Write out all of the data exactly as it appears.

Rows from a dataset:
◇ ◇ ◇ ◇ ◇
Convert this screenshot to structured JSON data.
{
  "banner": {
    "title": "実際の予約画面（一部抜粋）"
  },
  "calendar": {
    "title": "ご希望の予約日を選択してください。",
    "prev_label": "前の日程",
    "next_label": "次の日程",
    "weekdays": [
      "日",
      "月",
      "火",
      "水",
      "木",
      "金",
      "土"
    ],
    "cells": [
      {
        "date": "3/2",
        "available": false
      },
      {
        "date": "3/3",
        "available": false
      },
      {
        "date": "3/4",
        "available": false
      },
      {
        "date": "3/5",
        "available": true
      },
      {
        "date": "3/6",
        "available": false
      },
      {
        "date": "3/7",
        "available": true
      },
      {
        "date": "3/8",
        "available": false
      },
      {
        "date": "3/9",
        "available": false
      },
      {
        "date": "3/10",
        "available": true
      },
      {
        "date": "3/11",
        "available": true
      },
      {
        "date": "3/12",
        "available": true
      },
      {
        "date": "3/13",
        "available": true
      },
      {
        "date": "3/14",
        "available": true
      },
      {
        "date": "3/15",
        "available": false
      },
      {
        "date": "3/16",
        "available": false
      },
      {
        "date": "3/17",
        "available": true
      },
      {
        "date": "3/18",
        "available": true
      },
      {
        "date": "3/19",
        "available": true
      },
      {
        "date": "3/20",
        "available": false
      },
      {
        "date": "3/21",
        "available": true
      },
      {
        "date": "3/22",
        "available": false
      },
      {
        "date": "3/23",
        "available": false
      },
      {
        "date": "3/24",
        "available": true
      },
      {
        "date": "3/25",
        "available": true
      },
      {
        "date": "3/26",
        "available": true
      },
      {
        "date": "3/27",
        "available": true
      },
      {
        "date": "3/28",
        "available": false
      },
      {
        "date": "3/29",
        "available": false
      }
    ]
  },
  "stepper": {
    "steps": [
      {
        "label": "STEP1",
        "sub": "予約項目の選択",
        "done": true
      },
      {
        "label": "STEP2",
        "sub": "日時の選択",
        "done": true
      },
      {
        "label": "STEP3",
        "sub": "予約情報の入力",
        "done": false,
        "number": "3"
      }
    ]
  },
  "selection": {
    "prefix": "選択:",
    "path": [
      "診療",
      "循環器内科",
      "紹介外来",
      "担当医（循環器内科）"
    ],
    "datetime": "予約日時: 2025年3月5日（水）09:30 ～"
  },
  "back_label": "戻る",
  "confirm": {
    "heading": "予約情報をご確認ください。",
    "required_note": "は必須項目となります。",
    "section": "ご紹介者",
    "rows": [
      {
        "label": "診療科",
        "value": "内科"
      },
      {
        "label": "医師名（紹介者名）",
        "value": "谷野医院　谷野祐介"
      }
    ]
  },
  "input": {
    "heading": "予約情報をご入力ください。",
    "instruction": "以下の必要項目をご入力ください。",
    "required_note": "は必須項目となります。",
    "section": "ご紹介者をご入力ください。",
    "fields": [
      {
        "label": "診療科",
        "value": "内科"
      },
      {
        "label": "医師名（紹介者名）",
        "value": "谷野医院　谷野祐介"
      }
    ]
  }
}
◇ ◇ ◇ ◇ ◇
### THE COMPLETED TASK
Convert this screenshot to structured JSON data.
{
  "banner": {
    "title": "実際の予約画面（一部抜粋）"
  },
  "calendar": {
    "title": "ご希望の予約日を選択してください。",
    "prev_label": "前の日程",
    "next_label": "次の日程",
    "weekdays": [
      "日",
      "月",
      "火",
      "水",
      "木",
      "金",
      "土"
    ],
    "cells": [
      {
        "date": "3/2",
        "available": false
      },
      {
        "date": "3/3",
        "available": false
      },
      {
        "date": "3/4",
        "available": false
      },
      {
        "date": "3/5",
        "available": true
      },
      {
        "date": "3/6",
        "available": false
      },
      {
        "date": "3/7",
        "available": true
      },
      {
        "date": "3/8",
        "available": false
      },
      {
        "date": "3/9",
        "available": false
      },
      {
        "date": "3/10",
        "available": true
      },
      {
        "date": "3/11",
        "available": true
      },
      {
        "date": "3/12",
        "available": true
      },
      {
        "date": "3/13",
        "available": true
      },
      {
        "date": "3/14",
        "available": true
      },
      {
        "date": "3/15",
        "available": false
      },
      {
        "date": "3/16",
        "available": false
      },
      {
        "date": "3/17",
        "available": true
      },
      {
        "date": "3/18",
        "available": true
      },
      {
        "date": "3/19",
        "available": true
      },
      {
        "date": "3/20",
        "available": false
      },
      {
        "date": "3/21",
        "available": true
      },
      {
        "date": "3/22",
        "available": false
      },
      {
        "date": "3/23",
        "available": false
      },
      {
        "date": "3/24",
        "available": true
      },
      {
        "date": "3/25",
        "available": true
      },
      {
        "date": "3/26",
        "available": true
      },
      {
        "date": "3/27",
        "available": true
      },
      {
        "date": "3/28",
        "available": false
      },
      {
        "date": "3/29",
        "available": false
      }
    ]
  },
  "stepper": {
    "steps": [
      {
        "label": "STEP1",
        "sub": "予約項目の選択",
        "done": true
      },
      {
        "label": "STEP2",
        "sub": "日時の選択",
        "done": true
      },
      {
        "label": "STEP3",
        "sub": "予約情報の入力",
        "done": false,
        "number": "3"
      }
    ]
  },
  "selection": {
    "prefix": "選択:",
    "path": [
      "診療",
      "循環器内科",
      "紹介外来",
      "担当医（循環器内科）"
    ],
    "datetime": "予約日時: 2025年3月5日（水）09:30 ～"
  },
  "back_label": "戻る",
  "confirm": {
    "heading": "予約情報をご確認ください。",
    "required_note": "は必須項目となります。",
    "section": "ご紹介者",
    "rows": [
      {
        "label": "診療科",
        "value": "内科"
      },
      {
        "label": "医師名（紹介者名）",
        "value": "谷野医院　谷野祐介"
      }
    ]
  },
  "input": {
    "heading": "予約情報をご入力ください。",
    "instruction": "以下の必要項目をご入力ください。",
    "required_note": "は必須項目となります。",
    "section": "ご紹介者をご入力ください。",
    "fields": [
      {
        "label": "診療科",
        "value": "内科"
      },
      {
        "label": "医師名（紹介者名）",
        "value": "谷野医院　谷野祐介"
      }
    ]
  }
}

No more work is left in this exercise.